Indichi tutte le colture che, secondo il brano citato, Joël e gli altri attivisti piantano nei campi intorno a Bure.
━━ BRANO CITATO ━━
Militante ecologista della prima ora, l’impegno di Joël gli è costato gli arresti domiciliari e una sorveglianza costante, ci racconta il suo quotidiano:

Joël Domenjoud, 34 anni, percorre le stradine deserte di Bure (Mosa), con due baguettes sotto il braccio. Militante ecologista della prima ora, Joël si è visto attribuire agli arresti domiciliari al momento della Conferenza di Parigi sul clima, che si è tenuta nel dicembre 2015. Nel momento in cui il governo dichiara lo stato d’emergenza, Joël esce di casa e ha la sensazione di essere seguito. “Ho girato in tondo nel quartiere, qualcuno mi seguiva”, ricorda. Preso dal panico, sale su un bus e smonta il suo telefono. Quando lo riaccende, due ore più tardi, la sua vicina di casa lo chiama, preoccupata: nelle scale della palazzina sono allineati una ventina di poliziotti, che lo cercano. Joël si reca allora al commissariato dove viene informato che, per tre settimane, non potrà uscire da Malakoff, dove abita.

Ogni giorno degli agenti di polizia si alternavano per seguirlo. A volte l’uomo sente che una vettura segue la sua bicicletta per assicurarsi che sarà puntuale in commissariato. “Dovevo presentarmi tre volte al giorno: alle 9, alle 13.30 e alle 19.30”.

Joël trascorre i suoi pomeriggi ad organizzare gli incontri associativi a Malakoff, dedicati alle grandi sfide internazionali legate al clima. Un modo per lui di partecipare, nonostante tutto, all’evento che aspettava da tempo. Ma, a partire dalle 20, deve rinchiudersi in casa.

Amici e parenti temono di chiamarlo o di scrivergli messaggi mail. Chi lo fa ne paga le conseguenze. Una sera, un amico lo avverte che sta per arrivare con “una piccola sorpresa”. Sarà immediatamente perquisito all’uscita dalla metro. Nel suo zaino: una scatola di biscotti.

In un rapporto del ministero degli Interni, il giovane uomo vien dipinto come un “individuo violento” che partecipa a delle manifestazioni che causano un disturbo all’ordine pubblico. Ciononostante, per una sua amica, anche lei militante ecologista, “Joël è il tipo di persona alla quale ci si rivolge quando c’è da risolvere un conflitto. Riesce sempre a calmare gli animi quando si sta per perdere il controllo della situazione”. 

Joël denuncia il carattere diffamatorio del rapporto ministeriale: “Hanno scritto solo di alcuni raduni che sono degenerati, negando tutto il resto della mia vita militante”. È diventato militante no global quando studiava filosofia. È anche stato attivo nel movimento giovanile di Amnesty e ha partecipato alla rete No Border.

In seguito agli arresti domiciliari, Joël non riesce a cancellare dalla memoria le settimane trascorse sotto alta sorveglianza. “Si era rotto qualcosa. Ho sentito il bisogno di trovare un rifugio, un luogo dove la solidarietà trionfasse su tutto il resto”. Nell’agosto 2016 abbandona la vita parigina e si trasferisce a Bure con una trentina di attivisti ecologisti. Piantano patate, cipolle e cereali nei campi dei dintorni per vivere insieme, “costruire un altro modo di vita”.
━━━
━━ RECORD DEL DATASET ━━
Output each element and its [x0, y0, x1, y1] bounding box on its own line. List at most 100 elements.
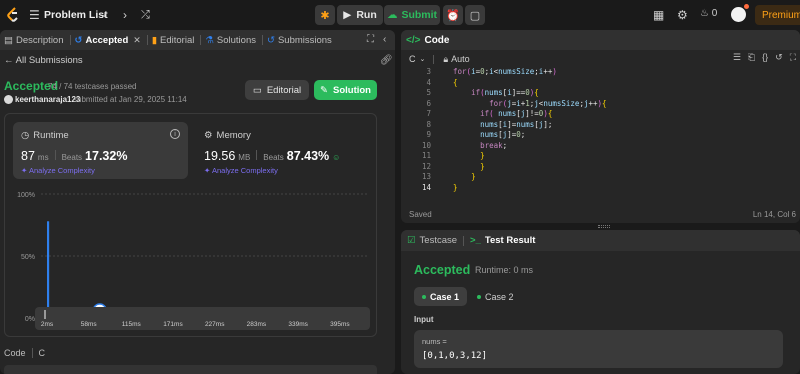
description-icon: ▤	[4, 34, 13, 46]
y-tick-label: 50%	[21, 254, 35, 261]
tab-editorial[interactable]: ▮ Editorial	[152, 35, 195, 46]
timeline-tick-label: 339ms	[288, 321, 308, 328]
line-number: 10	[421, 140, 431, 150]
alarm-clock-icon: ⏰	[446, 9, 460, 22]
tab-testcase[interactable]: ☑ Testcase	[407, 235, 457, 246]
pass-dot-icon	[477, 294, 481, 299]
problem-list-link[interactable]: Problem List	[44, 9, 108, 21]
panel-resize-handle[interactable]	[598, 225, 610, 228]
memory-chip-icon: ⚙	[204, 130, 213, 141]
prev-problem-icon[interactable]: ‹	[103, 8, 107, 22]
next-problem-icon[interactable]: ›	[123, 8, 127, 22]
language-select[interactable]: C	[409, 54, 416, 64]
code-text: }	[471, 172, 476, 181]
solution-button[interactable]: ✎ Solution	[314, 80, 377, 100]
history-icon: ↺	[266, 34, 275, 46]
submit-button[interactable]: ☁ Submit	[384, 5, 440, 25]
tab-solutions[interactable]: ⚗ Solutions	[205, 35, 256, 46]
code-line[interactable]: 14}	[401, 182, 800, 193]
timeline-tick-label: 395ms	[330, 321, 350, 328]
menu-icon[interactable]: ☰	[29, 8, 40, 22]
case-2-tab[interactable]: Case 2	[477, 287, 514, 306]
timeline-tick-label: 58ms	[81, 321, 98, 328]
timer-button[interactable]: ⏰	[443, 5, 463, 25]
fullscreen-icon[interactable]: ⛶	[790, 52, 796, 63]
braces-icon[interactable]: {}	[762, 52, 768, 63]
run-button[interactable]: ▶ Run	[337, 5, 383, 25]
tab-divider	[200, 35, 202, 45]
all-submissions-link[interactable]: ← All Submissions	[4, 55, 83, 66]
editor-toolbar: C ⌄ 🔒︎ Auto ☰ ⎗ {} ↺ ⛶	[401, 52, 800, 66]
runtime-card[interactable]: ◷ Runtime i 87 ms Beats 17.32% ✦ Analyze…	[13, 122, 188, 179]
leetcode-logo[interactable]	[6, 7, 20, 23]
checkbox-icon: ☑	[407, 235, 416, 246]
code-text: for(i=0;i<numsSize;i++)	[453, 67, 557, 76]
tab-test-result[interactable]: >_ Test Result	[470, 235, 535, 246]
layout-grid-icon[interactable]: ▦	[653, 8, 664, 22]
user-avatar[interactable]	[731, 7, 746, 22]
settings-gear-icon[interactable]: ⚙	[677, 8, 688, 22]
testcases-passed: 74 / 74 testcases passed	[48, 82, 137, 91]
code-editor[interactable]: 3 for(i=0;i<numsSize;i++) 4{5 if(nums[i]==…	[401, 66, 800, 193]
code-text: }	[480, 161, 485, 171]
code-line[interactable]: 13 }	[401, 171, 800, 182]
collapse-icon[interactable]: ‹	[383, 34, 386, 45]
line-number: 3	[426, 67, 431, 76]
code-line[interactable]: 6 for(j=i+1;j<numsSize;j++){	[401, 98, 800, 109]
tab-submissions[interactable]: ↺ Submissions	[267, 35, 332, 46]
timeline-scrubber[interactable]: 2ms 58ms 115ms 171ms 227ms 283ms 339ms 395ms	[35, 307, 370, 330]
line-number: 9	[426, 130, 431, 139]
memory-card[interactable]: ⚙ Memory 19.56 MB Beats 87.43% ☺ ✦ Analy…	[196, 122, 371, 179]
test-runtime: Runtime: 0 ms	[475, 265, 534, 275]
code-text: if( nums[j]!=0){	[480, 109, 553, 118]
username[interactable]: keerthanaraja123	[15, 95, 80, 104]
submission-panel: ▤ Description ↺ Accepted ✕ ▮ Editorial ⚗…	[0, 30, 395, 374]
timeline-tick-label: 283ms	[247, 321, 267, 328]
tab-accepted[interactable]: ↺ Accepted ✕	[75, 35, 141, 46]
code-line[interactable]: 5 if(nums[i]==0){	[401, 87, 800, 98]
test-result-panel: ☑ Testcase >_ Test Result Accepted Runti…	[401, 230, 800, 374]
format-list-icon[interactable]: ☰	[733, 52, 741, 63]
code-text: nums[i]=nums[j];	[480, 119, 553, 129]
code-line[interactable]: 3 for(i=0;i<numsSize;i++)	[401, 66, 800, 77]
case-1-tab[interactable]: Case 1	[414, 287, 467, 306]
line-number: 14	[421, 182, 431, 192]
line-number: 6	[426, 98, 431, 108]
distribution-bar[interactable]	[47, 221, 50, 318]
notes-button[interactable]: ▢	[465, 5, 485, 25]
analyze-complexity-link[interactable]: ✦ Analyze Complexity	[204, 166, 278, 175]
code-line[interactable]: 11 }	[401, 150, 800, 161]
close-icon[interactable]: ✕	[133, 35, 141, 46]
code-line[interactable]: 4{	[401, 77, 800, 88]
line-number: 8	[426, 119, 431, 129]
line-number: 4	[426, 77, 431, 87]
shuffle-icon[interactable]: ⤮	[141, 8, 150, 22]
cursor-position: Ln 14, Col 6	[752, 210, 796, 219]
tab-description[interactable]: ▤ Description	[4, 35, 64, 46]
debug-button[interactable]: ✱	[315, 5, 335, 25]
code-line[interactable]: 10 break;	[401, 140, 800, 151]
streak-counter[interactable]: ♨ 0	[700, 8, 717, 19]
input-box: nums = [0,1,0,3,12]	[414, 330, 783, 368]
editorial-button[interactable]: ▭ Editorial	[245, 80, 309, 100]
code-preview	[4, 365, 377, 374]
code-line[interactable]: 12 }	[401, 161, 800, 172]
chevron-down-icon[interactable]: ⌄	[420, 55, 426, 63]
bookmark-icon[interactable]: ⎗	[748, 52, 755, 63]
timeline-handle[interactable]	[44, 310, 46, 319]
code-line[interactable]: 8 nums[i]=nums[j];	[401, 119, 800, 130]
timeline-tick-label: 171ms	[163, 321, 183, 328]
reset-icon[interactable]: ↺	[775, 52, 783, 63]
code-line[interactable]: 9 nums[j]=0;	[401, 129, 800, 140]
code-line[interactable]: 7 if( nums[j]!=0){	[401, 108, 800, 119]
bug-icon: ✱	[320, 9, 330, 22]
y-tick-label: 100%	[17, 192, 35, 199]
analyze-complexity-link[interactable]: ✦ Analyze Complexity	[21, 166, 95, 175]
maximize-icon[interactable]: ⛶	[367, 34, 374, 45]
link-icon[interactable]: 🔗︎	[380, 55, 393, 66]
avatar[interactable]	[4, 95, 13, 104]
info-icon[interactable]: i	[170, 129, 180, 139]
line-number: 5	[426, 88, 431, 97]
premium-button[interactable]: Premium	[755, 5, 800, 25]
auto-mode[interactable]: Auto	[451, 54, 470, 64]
━━━
RISPOSTA CORRETTA
Patate, cipolle e cereali.